Work to be completed: Take every line from the material that has the word "ylabel" in it.

─── Records shown ───

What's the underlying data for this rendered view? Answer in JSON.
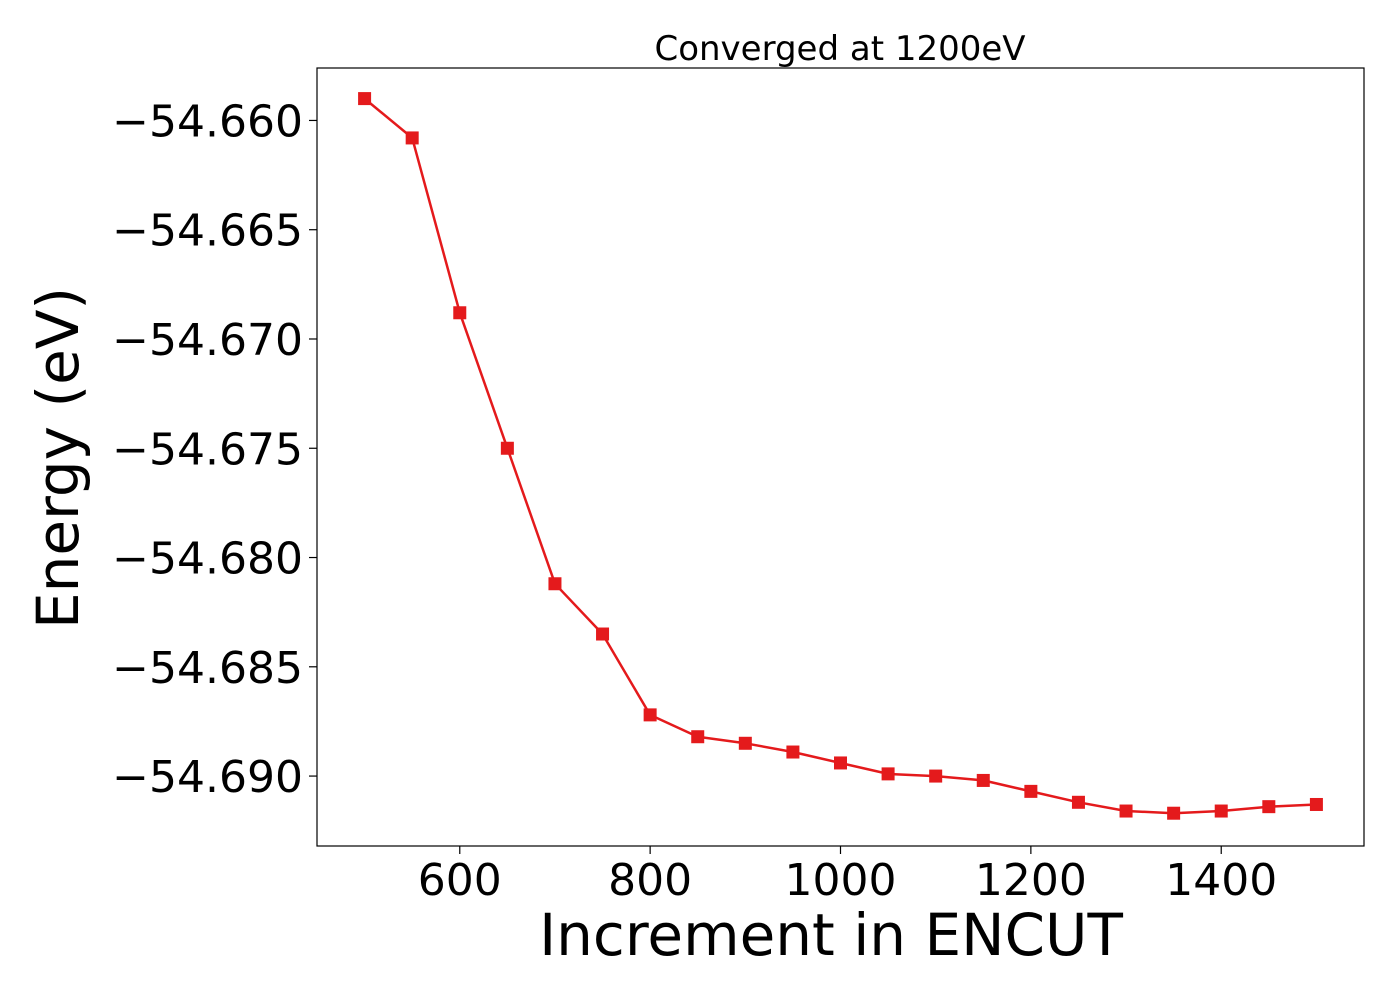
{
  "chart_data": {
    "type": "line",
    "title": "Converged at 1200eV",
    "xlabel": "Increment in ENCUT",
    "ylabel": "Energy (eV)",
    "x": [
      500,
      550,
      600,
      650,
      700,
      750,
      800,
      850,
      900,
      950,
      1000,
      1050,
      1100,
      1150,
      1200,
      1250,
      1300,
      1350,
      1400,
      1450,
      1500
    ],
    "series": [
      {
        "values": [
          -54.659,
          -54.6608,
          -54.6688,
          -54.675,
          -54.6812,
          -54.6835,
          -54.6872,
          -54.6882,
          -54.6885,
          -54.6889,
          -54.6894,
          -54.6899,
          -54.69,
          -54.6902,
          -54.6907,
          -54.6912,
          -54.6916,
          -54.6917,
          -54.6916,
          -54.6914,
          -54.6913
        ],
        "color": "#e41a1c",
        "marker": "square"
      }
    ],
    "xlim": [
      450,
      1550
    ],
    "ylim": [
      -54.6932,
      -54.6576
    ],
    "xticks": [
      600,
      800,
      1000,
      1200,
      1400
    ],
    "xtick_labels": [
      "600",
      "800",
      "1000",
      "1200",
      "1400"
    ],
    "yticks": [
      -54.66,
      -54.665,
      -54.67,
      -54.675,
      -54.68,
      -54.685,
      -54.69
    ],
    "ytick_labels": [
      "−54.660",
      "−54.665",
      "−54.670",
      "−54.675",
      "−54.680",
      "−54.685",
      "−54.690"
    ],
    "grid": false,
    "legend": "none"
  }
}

───
─── Records shown ───

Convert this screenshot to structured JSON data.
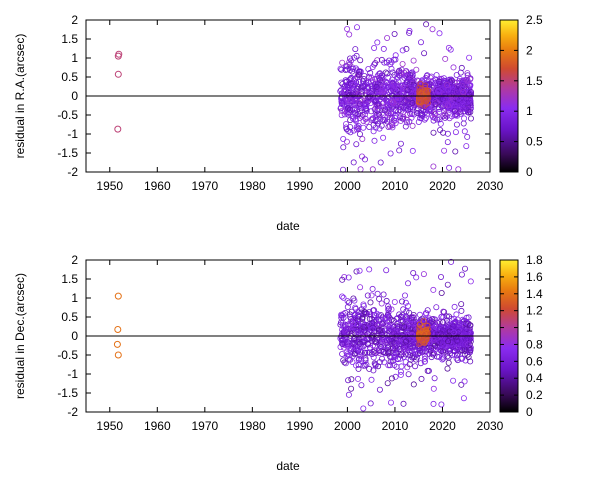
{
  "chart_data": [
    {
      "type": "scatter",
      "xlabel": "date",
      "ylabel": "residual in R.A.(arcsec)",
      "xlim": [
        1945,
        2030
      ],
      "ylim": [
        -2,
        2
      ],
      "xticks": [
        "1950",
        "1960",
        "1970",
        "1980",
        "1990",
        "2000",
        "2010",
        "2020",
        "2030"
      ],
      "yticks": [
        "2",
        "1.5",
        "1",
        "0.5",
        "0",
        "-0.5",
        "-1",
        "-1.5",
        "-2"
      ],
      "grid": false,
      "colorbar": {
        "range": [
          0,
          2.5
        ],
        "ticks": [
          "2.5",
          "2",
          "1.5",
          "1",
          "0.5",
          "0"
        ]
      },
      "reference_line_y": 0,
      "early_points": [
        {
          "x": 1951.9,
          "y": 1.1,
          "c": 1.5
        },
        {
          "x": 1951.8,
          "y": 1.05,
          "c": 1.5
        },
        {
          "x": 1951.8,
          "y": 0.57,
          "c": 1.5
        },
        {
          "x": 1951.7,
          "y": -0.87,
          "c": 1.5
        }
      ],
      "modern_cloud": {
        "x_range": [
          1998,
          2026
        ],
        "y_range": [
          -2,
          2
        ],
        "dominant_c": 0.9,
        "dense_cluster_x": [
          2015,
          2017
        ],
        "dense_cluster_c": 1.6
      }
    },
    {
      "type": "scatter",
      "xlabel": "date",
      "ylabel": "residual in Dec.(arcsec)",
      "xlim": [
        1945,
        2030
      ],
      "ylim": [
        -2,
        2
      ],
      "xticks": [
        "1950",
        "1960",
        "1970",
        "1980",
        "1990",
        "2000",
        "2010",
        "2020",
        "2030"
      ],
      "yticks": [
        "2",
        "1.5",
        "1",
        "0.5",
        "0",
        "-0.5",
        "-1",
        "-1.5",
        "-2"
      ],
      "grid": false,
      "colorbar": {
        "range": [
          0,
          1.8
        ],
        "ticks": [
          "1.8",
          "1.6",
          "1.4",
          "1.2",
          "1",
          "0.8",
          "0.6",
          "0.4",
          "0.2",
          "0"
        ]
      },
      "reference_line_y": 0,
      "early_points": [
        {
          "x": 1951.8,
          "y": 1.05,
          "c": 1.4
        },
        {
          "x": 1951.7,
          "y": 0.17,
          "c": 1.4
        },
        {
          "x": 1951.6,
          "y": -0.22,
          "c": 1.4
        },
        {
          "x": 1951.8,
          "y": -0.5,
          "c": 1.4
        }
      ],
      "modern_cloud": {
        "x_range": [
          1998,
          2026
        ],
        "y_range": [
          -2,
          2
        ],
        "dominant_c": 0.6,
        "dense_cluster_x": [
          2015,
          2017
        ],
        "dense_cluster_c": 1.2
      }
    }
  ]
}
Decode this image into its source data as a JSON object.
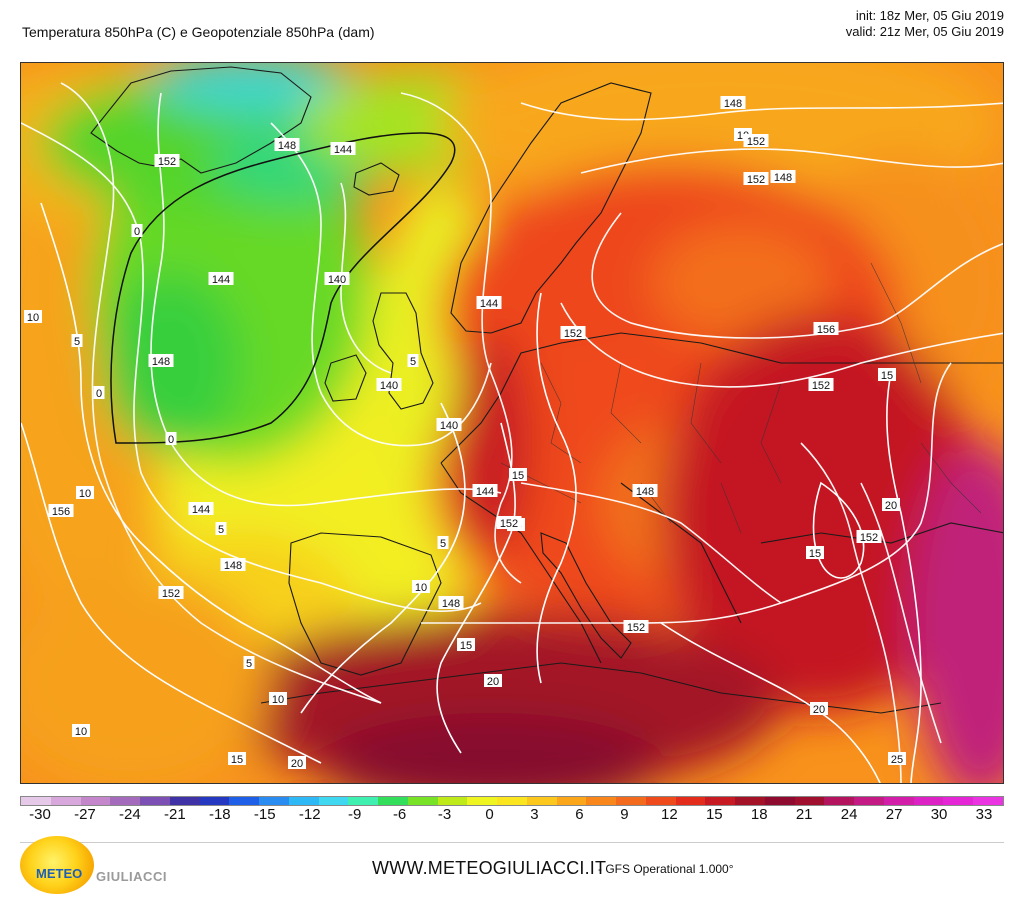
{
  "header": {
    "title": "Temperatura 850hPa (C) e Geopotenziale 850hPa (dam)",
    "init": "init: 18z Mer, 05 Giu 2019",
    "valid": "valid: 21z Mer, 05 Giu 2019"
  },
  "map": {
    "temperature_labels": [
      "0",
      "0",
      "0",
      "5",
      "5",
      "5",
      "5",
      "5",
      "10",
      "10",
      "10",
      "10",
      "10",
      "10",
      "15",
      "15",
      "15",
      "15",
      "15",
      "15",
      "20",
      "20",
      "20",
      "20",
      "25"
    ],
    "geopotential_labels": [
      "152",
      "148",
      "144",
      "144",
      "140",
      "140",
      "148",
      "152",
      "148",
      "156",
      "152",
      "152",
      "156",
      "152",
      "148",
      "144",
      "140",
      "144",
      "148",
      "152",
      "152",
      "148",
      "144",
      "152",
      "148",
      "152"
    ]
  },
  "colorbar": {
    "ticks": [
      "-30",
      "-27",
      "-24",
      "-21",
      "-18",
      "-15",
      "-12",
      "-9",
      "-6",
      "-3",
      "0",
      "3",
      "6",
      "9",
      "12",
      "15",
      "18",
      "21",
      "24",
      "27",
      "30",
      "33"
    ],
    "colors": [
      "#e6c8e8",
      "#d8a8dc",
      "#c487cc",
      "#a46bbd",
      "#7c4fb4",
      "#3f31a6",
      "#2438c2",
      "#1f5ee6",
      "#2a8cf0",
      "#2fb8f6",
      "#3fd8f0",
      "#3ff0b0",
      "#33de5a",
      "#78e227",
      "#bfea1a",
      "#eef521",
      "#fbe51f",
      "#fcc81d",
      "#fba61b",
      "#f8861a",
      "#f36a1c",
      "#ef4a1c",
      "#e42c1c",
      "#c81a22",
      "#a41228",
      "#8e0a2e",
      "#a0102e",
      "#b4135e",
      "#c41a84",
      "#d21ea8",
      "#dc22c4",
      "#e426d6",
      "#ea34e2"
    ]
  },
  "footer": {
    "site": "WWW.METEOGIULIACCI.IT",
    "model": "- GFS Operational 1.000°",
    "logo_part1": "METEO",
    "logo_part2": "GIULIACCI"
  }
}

───
─── Records shown ───

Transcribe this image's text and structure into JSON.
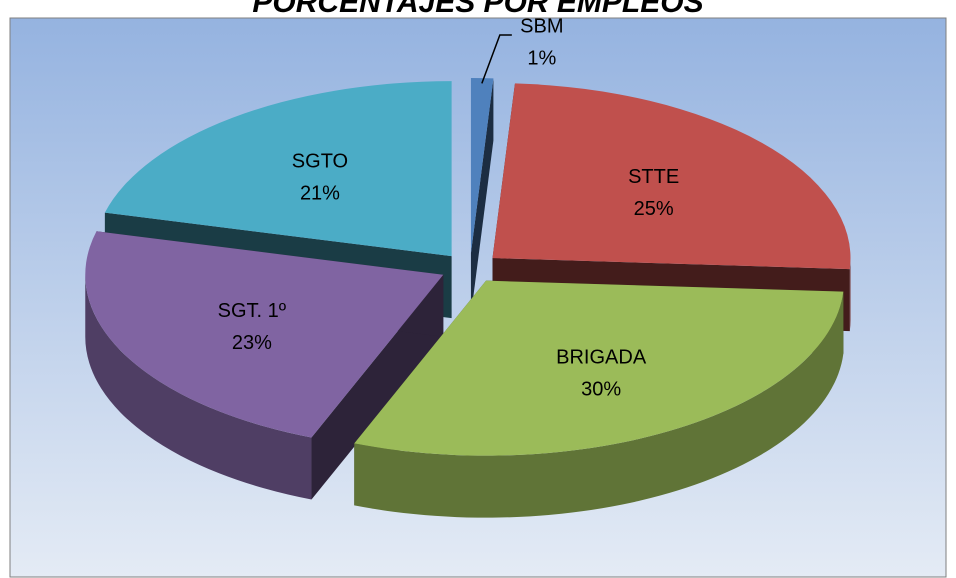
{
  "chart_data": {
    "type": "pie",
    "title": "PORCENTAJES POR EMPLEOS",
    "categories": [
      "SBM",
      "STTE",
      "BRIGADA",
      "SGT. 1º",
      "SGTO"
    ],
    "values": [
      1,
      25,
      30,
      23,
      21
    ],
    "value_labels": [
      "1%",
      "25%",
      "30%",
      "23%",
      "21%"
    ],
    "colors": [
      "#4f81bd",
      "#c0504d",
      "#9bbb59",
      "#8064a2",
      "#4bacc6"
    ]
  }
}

───

Task answer:
    "ylabel": "Energy (eV)",
      "ylabel": "residual in R.A.(arcsec)",
      "ylabel": "residual in Dec.(arcsec)",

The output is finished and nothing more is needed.